# [DESCRIPTION OF THE TASK]
Copy the entries below exactly. Images do not belong in the copy.

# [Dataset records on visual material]

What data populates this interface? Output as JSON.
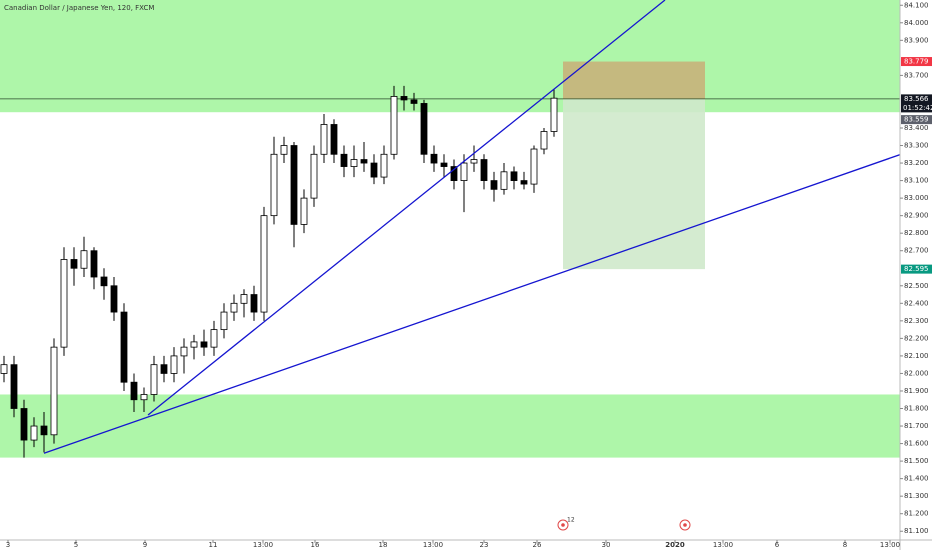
{
  "chart_data": {
    "type": "candlestick",
    "title": "Canadian Dollar / Japanese Yen, 120, FXCM",
    "up_color": "#ffffff",
    "down_color": "#000000",
    "outline_color": "#000000",
    "xlim": [
      -0.4,
      89.6
    ],
    "ylim": [
      81.05,
      84.13
    ],
    "xticks": [
      {
        "value": 0.4,
        "label": "3"
      },
      {
        "value": 7.2,
        "label": "5"
      },
      {
        "value": 14.1,
        "label": "9"
      },
      {
        "value": 20.9,
        "label": "11"
      },
      {
        "value": 25.9,
        "label": "13:00"
      },
      {
        "value": 31.1,
        "label": "16"
      },
      {
        "value": 37.9,
        "label": "18"
      },
      {
        "value": 42.9,
        "label": "13:00"
      },
      {
        "value": 48,
        "label": "23"
      },
      {
        "value": 53.3,
        "label": "26"
      },
      {
        "value": 60.2,
        "label": "30"
      },
      {
        "value": 67.1,
        "label": "2020"
      },
      {
        "value": 71.9,
        "label": "13:00"
      },
      {
        "value": 77.3,
        "label": "6"
      },
      {
        "value": 84.1,
        "label": "8"
      },
      {
        "value": 88.6,
        "label": "13:00"
      }
    ],
    "yticks": [
      {
        "value": 81.1,
        "label": "81.100"
      },
      {
        "value": 81.2,
        "label": "81.200"
      },
      {
        "value": 81.3,
        "label": "81.300"
      },
      {
        "value": 81.4,
        "label": "81.400"
      },
      {
        "value": 81.5,
        "label": "81.500"
      },
      {
        "value": 81.6,
        "label": "81.600"
      },
      {
        "value": 81.7,
        "label": "81.700"
      },
      {
        "value": 81.8,
        "label": "81.800"
      },
      {
        "value": 81.9,
        "label": "81.900"
      },
      {
        "value": 82,
        "label": "82.000"
      },
      {
        "value": 82.1,
        "label": "82.100"
      },
      {
        "value": 82.2,
        "label": "82.200"
      },
      {
        "value": 82.3,
        "label": "82.300"
      },
      {
        "value": 82.4,
        "label": "82.400"
      },
      {
        "value": 82.5,
        "label": "82.500"
      },
      {
        "value": 82.7,
        "label": "82.700"
      },
      {
        "value": 82.8,
        "label": "82.800"
      },
      {
        "value": 82.9,
        "label": "82.900"
      },
      {
        "value": 83,
        "label": "83.000"
      },
      {
        "value": 83.1,
        "label": "83.100"
      },
      {
        "value": 83.2,
        "label": "83.200"
      },
      {
        "value": 83.3,
        "label": "83.300"
      },
      {
        "value": 83.4,
        "label": "83.400"
      },
      {
        "value": 83.7,
        "label": "83.700"
      },
      {
        "value": 83.9,
        "label": "83.900"
      },
      {
        "value": 84,
        "label": "84.000"
      },
      {
        "value": 84.1,
        "label": "84.100"
      }
    ],
    "open": [
      82.0,
      82.05,
      81.8,
      81.62,
      81.7,
      81.65,
      82.15,
      82.65,
      82.6,
      82.7,
      82.55,
      82.5,
      82.35,
      81.95,
      81.85,
      81.88,
      82.05,
      82.0,
      82.1,
      82.15,
      82.18,
      82.15,
      82.25,
      82.35,
      82.4,
      82.45,
      82.35,
      82.9,
      83.25,
      83.3,
      82.85,
      83.0,
      83.25,
      83.42,
      83.25,
      83.18,
      83.22,
      83.2,
      83.12,
      83.25,
      83.58,
      83.56,
      83.54,
      83.25,
      83.2,
      83.18,
      83.1,
      83.2,
      83.22,
      83.1,
      83.05,
      83.15,
      83.1,
      83.08,
      83.28,
      83.38
    ],
    "high": [
      82.1,
      82.1,
      81.85,
      81.75,
      81.78,
      82.2,
      82.72,
      82.72,
      82.78,
      82.72,
      82.6,
      82.55,
      82.4,
      82.0,
      81.92,
      82.1,
      82.1,
      82.15,
      82.2,
      82.22,
      82.25,
      82.3,
      82.4,
      82.45,
      82.48,
      82.5,
      82.95,
      83.35,
      83.35,
      83.32,
      83.05,
      83.3,
      83.48,
      83.45,
      83.3,
      83.3,
      83.32,
      83.25,
      83.3,
      83.64,
      83.64,
      83.6,
      83.56,
      83.3,
      83.25,
      83.22,
      83.25,
      83.3,
      83.25,
      83.15,
      83.2,
      83.18,
      83.15,
      83.3,
      83.4,
      83.62
    ],
    "low": [
      81.95,
      81.75,
      81.52,
      81.58,
      81.55,
      81.6,
      82.1,
      82.5,
      82.55,
      82.48,
      82.42,
      82.3,
      81.9,
      81.78,
      81.78,
      81.84,
      81.95,
      81.95,
      82.0,
      82.08,
      82.1,
      82.1,
      82.2,
      82.3,
      82.32,
      82.3,
      82.3,
      82.85,
      83.2,
      82.72,
      82.8,
      82.95,
      83.2,
      83.2,
      83.12,
      83.12,
      83.15,
      83.08,
      83.08,
      83.22,
      83.5,
      83.5,
      83.2,
      83.15,
      83.12,
      83.05,
      82.92,
      83.15,
      83.05,
      82.98,
      83.02,
      83.05,
      83.05,
      83.03,
      83.25,
      83.35
    ],
    "close": [
      82.05,
      81.8,
      81.62,
      81.7,
      81.65,
      82.15,
      82.65,
      82.6,
      82.7,
      82.55,
      82.5,
      82.35,
      81.95,
      81.85,
      81.88,
      82.05,
      82.0,
      82.1,
      82.15,
      82.18,
      82.15,
      82.25,
      82.35,
      82.4,
      82.45,
      82.35,
      82.9,
      83.25,
      83.3,
      82.85,
      83.0,
      83.25,
      83.42,
      83.25,
      83.18,
      83.22,
      83.2,
      83.12,
      83.25,
      83.58,
      83.56,
      83.54,
      83.25,
      83.2,
      83.18,
      83.1,
      83.2,
      83.22,
      83.1,
      83.05,
      83.15,
      83.1,
      83.08,
      83.28,
      83.38,
      83.57
    ],
    "zones": [
      {
        "from": 83.49,
        "to": 84.13,
        "color": "#a5f5a0"
      },
      {
        "from": 81.52,
        "to": 81.88,
        "color": "#a5f5a0"
      }
    ],
    "last_price_line": 83.566,
    "position": {
      "x": [
        55.9,
        70.1
      ],
      "entry": 83.566,
      "stop": 83.779,
      "target": 82.595,
      "stop_color": "#c8b27a",
      "target_color": "#cfe9cb"
    },
    "trend_lines": [
      {
        "x": [
          4,
          89.6
        ],
        "y": [
          81.545,
          83.248
        ],
        "color": "#1515d0"
      },
      {
        "x": [
          14.4,
          66.1
        ],
        "y": [
          81.763,
          84.13
        ],
        "color": "#1515d0"
      }
    ],
    "price_labels": [
      {
        "value": 83.779,
        "color": "#f23645"
      },
      {
        "value": 83.566,
        "color": "#131722"
      },
      {
        "value": 83.559,
        "color": "#5d606b"
      },
      {
        "value": 82.595,
        "color": "#089981"
      }
    ],
    "countdown": "01:52:42",
    "events": [
      {
        "x": 55.9,
        "label": "12"
      },
      {
        "x": 68.1
      }
    ]
  }
}
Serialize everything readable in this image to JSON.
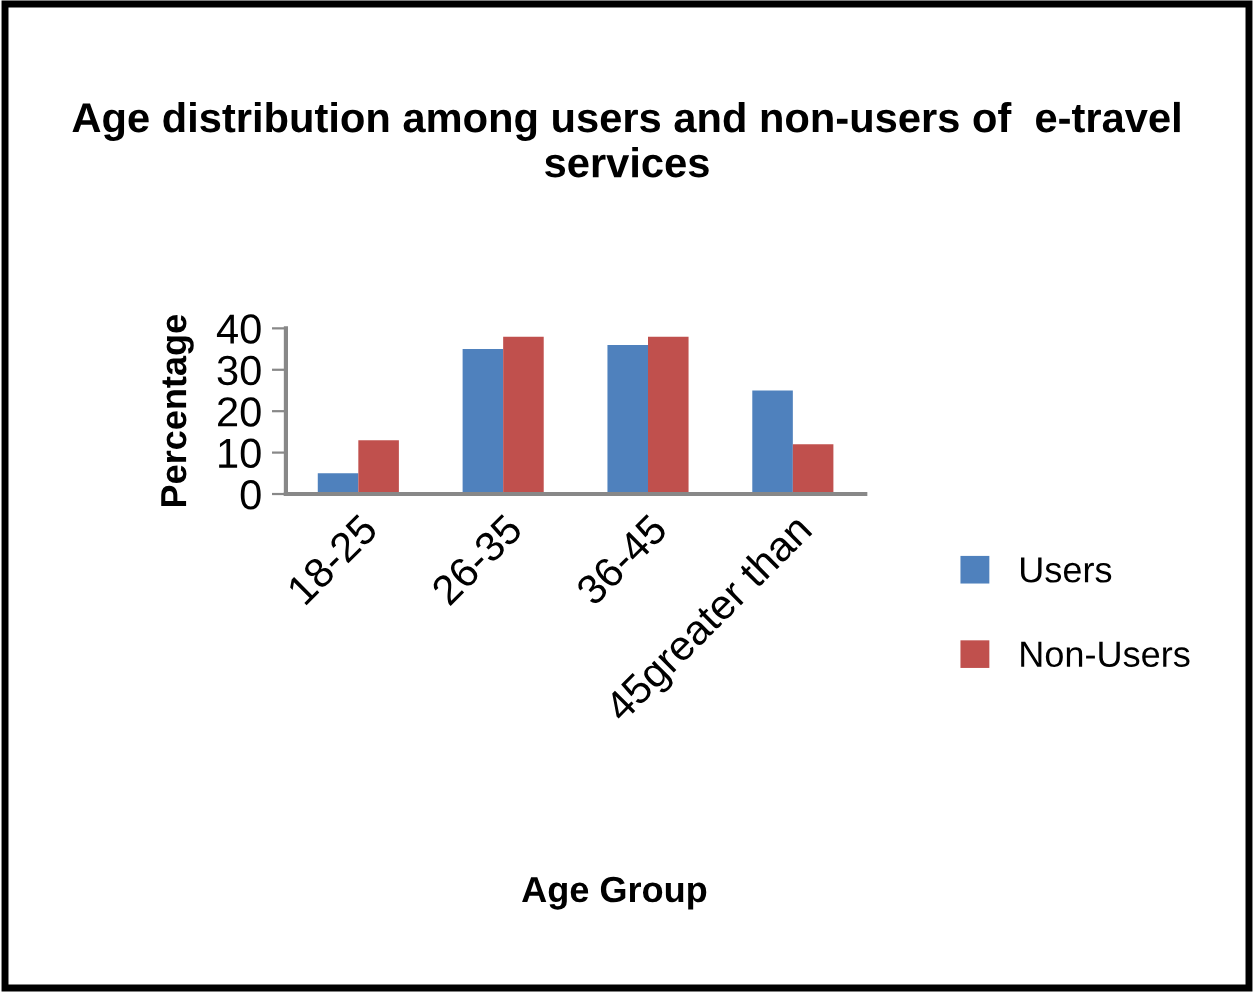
{
  "chart_data": {
    "type": "bar",
    "title": "Age distribution among users and non-users of  e-travel services",
    "xlabel": "Age Group",
    "ylabel": "Percentage",
    "categories": [
      "18-25",
      "26-35",
      "36-45",
      "45greater than"
    ],
    "series": [
      {
        "name": "Users",
        "color": "#4f81bd",
        "values": [
          5,
          35,
          36,
          25
        ]
      },
      {
        "name": "Non-Users",
        "color": "#c0504d",
        "values": [
          13,
          38,
          38,
          12
        ]
      }
    ],
    "ylim": [
      0,
      40
    ],
    "yticks": [
      0,
      10,
      20,
      30,
      40
    ],
    "grid": false,
    "legend": "right"
  }
}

# [COMPLETE ANSWER]
What data populates this interface? Output as JSON.
{
  "chart_data": {
    "type": "candlestick",
    "title": "Canadian Dollar / Japanese Yen, 120, FXCM",
    "up_color": "#ffffff",
    "down_color": "#000000",
    "outline_color": "#000000",
    "xlim": [
      -0.4,
      89.6
    ],
    "ylim": [
      81.05,
      84.13
    ],
    "xticks": [
      {
        "value": 0.4,
        "label": "3"
      },
      {
        "value": 7.2,
        "label": "5"
      },
      {
        "value": 14.1,
        "label": "9"
      },
      {
        "value": 20.9,
        "label": "11"
      },
      {
        "value": 25.9,
        "label": "13:00"
      },
      {
        "value": 31.1,
        "label": "16"
      },
      {
        "value": 37.9,
        "label": "18"
      },
      {
        "value": 42.9,
        "label": "13:00"
      },
      {
        "value": 48,
        "label": "23"
      },
      {
        "value": 53.3,
        "label": "26"
      },
      {
        "value": 60.2,
        "label": "30"
      },
      {
        "value": 67.1,
        "label": "2020"
      },
      {
        "value": 71.9,
        "label": "13:00"
      },
      {
        "value": 77.3,
        "label": "6"
      },
      {
        "value": 84.1,
        "label": "8"
      },
      {
        "value": 88.6,
        "label": "13:00"
      }
    ],
    "yticks": [
      {
        "value": 81.1,
        "label": "81.100"
      },
      {
        "value": 81.2,
        "label": "81.200"
      },
      {
        "value": 81.3,
        "label": "81.300"
      },
      {
        "value": 81.4,
        "label": "81.400"
      },
      {
        "value": 81.5,
        "label": "81.500"
      },
      {
        "value": 81.6,
        "label": "81.600"
      },
      {
        "value": 81.7,
        "label": "81.700"
      },
      {
        "value": 81.8,
        "label": "81.800"
      },
      {
        "value": 81.9,
        "label": "81.900"
      },
      {
        "value": 82,
        "label": "82.000"
      },
      {
        "value": 82.1,
        "label": "82.100"
      },
      {
        "value": 82.2,
        "label": "82.200"
      },
      {
        "value": 82.3,
        "label": "82.300"
      },
      {
        "value": 82.4,
        "label": "82.400"
      },
      {
        "value": 82.5,
        "label": "82.500"
      },
      {
        "value": 82.7,
        "label": "82.700"
      },
      {
        "value": 82.8,
        "label": "82.800"
      },
      {
        "value": 82.9,
        "label": "82.900"
      },
      {
        "value": 83,
        "label": "83.000"
      },
      {
        "value": 83.1,
        "label": "83.100"
      },
      {
        "value": 83.2,
        "label": "83.200"
      },
      {
        "value": 83.3,
        "label": "83.300"
      },
      {
        "value": 83.4,
        "label": "83.400"
      },
      {
        "value": 83.7,
        "label": "83.700"
      },
      {
        "value": 83.9,
        "label": "83.900"
      },
      {
        "value": 84,
        "label": "84.000"
      },
      {
        "value": 84.1,
        "label": "84.100"
      }
    ],
    "open": [
      82.0,
      82.05,
      81.8,
      81.62,
      81.7,
      81.65,
      82.15,
      82.65,
      82.6,
      82.7,
      82.55,
      82.5,
      82.35,
      81.95,
      81.85,
      81.88,
      82.05,
      82.0,
      82.1,
      82.15,
      82.18,
      82.15,
      82.25,
      82.35,
      82.4,
      82.45,
      82.35,
      82.9,
      83.25,
      83.3,
      82.85,
      83.0,
      83.25,
      83.42,
      83.25,
      83.18,
      83.22,
      83.2,
      83.12,
      83.25,
      83.58,
      83.56,
      83.54,
      83.25,
      83.2,
      83.18,
      83.1,
      83.2,
      83.22,
      83.1,
      83.05,
      83.15,
      83.1,
      83.08,
      83.28,
      83.38
    ],
    "high": [
      82.1,
      82.1,
      81.85,
      81.75,
      81.78,
      82.2,
      82.72,
      82.72,
      82.78,
      82.72,
      82.6,
      82.55,
      82.4,
      82.0,
      81.92,
      82.1,
      82.1,
      82.15,
      82.2,
      82.22,
      82.25,
      82.3,
      82.4,
      82.45,
      82.48,
      82.5,
      82.95,
      83.35,
      83.35,
      83.32,
      83.05,
      83.3,
      83.48,
      83.45,
      83.3,
      83.3,
      83.32,
      83.25,
      83.3,
      83.64,
      83.64,
      83.6,
      83.56,
      83.3,
      83.25,
      83.22,
      83.25,
      83.3,
      83.25,
      83.15,
      83.2,
      83.18,
      83.15,
      83.3,
      83.4,
      83.62
    ],
    "low": [
      81.95,
      81.75,
      81.52,
      81.58,
      81.55,
      81.6,
      82.1,
      82.5,
      82.55,
      82.48,
      82.42,
      82.3,
      81.9,
      81.78,
      81.78,
      81.84,
      81.95,
      81.95,
      82.0,
      82.08,
      82.1,
      82.1,
      82.2,
      82.3,
      82.32,
      82.3,
      82.3,
      82.85,
      83.2,
      82.72,
      82.8,
      82.95,
      83.2,
      83.2,
      83.12,
      83.12,
      83.15,
      83.08,
      83.08,
      83.22,
      83.5,
      83.5,
      83.2,
      83.15,
      83.12,
      83.05,
      82.92,
      83.15,
      83.05,
      82.98,
      83.02,
      83.05,
      83.05,
      83.03,
      83.25,
      83.35
    ],
    "close": [
      82.05,
      81.8,
      81.62,
      81.7,
      81.65,
      82.15,
      82.65,
      82.6,
      82.7,
      82.55,
      82.5,
      82.35,
      81.95,
      81.85,
      81.88,
      82.05,
      82.0,
      82.1,
      82.15,
      82.18,
      82.15,
      82.25,
      82.35,
      82.4,
      82.45,
      82.35,
      82.9,
      83.25,
      83.3,
      82.85,
      83.0,
      83.25,
      83.42,
      83.25,
      83.18,
      83.22,
      83.2,
      83.12,
      83.25,
      83.58,
      83.56,
      83.54,
      83.25,
      83.2,
      83.18,
      83.1,
      83.2,
      83.22,
      83.1,
      83.05,
      83.15,
      83.1,
      83.08,
      83.28,
      83.38,
      83.57
    ],
    "zones": [
      {
        "from": 83.49,
        "to": 84.13,
        "color": "#a5f5a0"
      },
      {
        "from": 81.52,
        "to": 81.88,
        "color": "#a5f5a0"
      }
    ],
    "last_price_line": 83.566,
    "position": {
      "x": [
        55.9,
        70.1
      ],
      "entry": 83.566,
      "stop": 83.779,
      "target": 82.595,
      "stop_color": "#c8b27a",
      "target_color": "#cfe9cb"
    },
    "trend_lines": [
      {
        "x": [
          4,
          89.6
        ],
        "y": [
          81.545,
          83.248
        ],
        "color": "#1515d0"
      },
      {
        "x": [
          14.4,
          66.1
        ],
        "y": [
          81.763,
          84.13
        ],
        "color": "#1515d0"
      }
    ],
    "price_labels": [
      {
        "value": 83.779,
        "color": "#f23645"
      },
      {
        "value": 83.566,
        "color": "#131722"
      },
      {
        "value": 83.559,
        "color": "#5d606b"
      },
      {
        "value": 82.595,
        "color": "#089981"
      }
    ],
    "countdown": "01:52:42",
    "events": [
      {
        "x": 55.9,
        "label": "12"
      },
      {
        "x": 68.1
      }
    ]
  }
}
Serialize everything readable in this image to JSON.
{
  "chart_data": {
    "type": "bar",
    "title": "Age distribution among users and non-users of  e-travel services",
    "xlabel": "Age Group",
    "ylabel": "Percentage",
    "categories": [
      "18-25",
      "26-35",
      "36-45",
      "45greater than"
    ],
    "series": [
      {
        "name": "Users",
        "color": "#4f81bd",
        "values": [
          5,
          35,
          36,
          25
        ]
      },
      {
        "name": "Non-Users",
        "color": "#c0504d",
        "values": [
          13,
          38,
          38,
          12
        ]
      }
    ],
    "ylim": [
      0,
      40
    ],
    "yticks": [
      0,
      10,
      20,
      30,
      40
    ],
    "grid": false,
    "legend": "right"
  }
}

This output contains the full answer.